Write out all lines holding the word "this".
** START TASK INPUT **
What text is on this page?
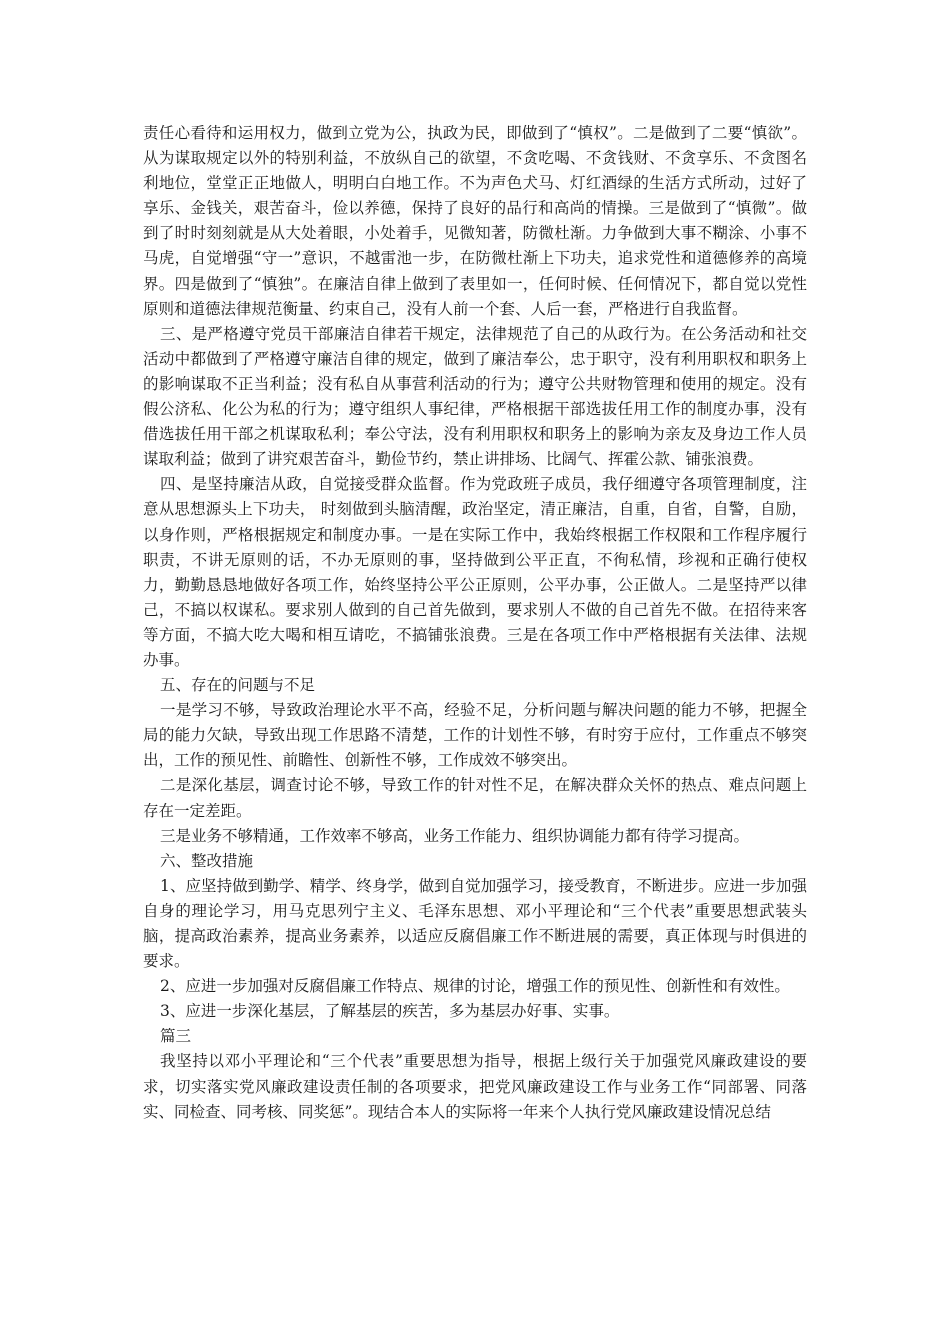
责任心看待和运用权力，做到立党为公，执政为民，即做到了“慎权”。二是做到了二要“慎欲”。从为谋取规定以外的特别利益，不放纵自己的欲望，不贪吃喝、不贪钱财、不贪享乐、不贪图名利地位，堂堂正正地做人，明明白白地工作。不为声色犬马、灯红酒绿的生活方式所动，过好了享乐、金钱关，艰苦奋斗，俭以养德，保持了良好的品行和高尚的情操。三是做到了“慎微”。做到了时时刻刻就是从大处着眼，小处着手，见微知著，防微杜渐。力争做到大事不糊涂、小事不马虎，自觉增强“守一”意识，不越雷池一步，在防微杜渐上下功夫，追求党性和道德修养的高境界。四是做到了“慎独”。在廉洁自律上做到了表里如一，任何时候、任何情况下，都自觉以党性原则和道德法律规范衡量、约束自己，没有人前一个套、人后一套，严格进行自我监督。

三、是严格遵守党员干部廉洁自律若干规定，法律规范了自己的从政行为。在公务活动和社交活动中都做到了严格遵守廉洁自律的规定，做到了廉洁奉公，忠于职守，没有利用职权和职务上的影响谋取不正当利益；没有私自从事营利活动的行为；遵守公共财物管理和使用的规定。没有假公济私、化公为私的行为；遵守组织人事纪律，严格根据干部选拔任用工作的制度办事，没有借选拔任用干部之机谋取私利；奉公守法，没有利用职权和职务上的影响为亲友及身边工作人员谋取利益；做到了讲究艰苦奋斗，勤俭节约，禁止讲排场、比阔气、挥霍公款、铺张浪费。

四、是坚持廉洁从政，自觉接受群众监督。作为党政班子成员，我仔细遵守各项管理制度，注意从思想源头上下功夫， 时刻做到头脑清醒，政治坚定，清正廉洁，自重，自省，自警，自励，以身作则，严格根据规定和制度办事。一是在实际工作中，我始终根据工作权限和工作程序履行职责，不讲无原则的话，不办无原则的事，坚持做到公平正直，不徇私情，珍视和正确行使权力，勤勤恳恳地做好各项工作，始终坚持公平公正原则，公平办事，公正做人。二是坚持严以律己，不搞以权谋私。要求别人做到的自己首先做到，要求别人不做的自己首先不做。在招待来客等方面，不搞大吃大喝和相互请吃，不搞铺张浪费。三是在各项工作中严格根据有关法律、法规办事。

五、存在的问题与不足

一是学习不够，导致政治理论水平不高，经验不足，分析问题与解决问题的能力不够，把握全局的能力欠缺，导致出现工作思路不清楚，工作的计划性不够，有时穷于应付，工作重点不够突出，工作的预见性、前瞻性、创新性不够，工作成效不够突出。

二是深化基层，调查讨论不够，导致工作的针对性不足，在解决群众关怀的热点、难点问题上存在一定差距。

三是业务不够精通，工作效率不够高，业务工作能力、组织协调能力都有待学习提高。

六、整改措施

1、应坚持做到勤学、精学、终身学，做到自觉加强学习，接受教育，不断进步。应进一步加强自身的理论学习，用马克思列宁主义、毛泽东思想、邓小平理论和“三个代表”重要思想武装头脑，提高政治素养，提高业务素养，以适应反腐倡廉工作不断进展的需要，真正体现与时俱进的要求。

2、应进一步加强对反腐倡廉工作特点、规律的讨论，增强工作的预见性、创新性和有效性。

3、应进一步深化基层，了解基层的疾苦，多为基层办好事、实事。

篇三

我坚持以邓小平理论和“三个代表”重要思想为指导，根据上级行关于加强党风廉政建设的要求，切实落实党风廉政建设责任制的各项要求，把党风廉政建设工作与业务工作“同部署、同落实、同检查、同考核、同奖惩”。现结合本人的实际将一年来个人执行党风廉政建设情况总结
** END TASK INPUT **
** START TASK INPUT **
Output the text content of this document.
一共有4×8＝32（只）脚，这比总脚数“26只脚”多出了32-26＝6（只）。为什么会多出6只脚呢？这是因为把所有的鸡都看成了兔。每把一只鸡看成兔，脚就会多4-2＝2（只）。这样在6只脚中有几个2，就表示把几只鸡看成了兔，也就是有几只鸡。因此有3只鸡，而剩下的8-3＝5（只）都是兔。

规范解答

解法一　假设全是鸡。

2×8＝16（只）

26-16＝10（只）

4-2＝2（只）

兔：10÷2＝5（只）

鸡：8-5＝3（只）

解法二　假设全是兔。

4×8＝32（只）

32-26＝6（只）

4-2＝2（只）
** END TASK INPUT **
→ **FINAL RESULT**
What text is on this page?
Output the text content of this document.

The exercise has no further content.